_Problem_: Find the lines holding the word "text" and collect them.

_Dataset extract_:
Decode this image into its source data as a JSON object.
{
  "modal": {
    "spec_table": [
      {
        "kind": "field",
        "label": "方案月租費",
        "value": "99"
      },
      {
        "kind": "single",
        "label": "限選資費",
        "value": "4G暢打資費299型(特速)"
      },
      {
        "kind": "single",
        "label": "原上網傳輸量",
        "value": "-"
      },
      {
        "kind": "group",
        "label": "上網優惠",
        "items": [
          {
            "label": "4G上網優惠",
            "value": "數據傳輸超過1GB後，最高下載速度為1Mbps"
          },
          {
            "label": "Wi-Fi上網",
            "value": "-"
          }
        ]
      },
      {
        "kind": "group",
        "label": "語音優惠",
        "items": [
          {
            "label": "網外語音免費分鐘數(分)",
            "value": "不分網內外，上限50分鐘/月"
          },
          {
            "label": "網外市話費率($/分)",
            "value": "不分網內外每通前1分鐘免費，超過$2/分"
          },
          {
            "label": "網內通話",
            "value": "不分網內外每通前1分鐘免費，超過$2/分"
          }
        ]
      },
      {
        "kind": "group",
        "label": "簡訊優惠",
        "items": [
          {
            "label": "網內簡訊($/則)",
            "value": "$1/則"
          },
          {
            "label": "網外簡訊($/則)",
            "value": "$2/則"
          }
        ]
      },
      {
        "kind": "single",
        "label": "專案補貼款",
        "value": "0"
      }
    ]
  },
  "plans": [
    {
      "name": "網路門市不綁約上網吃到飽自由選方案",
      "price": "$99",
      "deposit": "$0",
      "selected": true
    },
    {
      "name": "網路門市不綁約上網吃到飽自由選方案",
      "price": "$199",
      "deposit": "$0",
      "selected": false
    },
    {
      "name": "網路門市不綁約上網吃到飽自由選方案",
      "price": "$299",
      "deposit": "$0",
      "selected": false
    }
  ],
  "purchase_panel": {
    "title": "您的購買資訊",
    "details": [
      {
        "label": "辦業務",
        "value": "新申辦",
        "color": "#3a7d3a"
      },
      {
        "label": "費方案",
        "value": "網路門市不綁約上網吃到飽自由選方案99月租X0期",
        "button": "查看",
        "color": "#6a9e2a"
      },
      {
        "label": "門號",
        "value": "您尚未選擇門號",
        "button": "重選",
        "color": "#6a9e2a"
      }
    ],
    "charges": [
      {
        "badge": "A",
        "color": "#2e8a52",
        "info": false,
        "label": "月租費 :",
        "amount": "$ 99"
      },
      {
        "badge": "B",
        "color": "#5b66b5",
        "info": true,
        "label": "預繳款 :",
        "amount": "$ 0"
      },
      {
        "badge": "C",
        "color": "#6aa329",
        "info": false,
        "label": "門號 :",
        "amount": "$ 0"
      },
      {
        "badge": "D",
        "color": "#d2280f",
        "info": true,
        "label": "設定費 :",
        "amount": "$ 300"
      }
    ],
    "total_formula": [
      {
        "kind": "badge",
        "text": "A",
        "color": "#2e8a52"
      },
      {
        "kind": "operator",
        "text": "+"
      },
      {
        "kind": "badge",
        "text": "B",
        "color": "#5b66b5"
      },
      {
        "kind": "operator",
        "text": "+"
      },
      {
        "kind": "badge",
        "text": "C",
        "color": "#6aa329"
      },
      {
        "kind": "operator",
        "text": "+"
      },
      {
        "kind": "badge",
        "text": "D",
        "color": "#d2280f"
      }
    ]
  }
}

_Answer to the problem_:
        "text": "A",
        "text": "+"
        "text": "B",
        "text": "+"
        "text": "C",
        "text": "+"
        "text": "D",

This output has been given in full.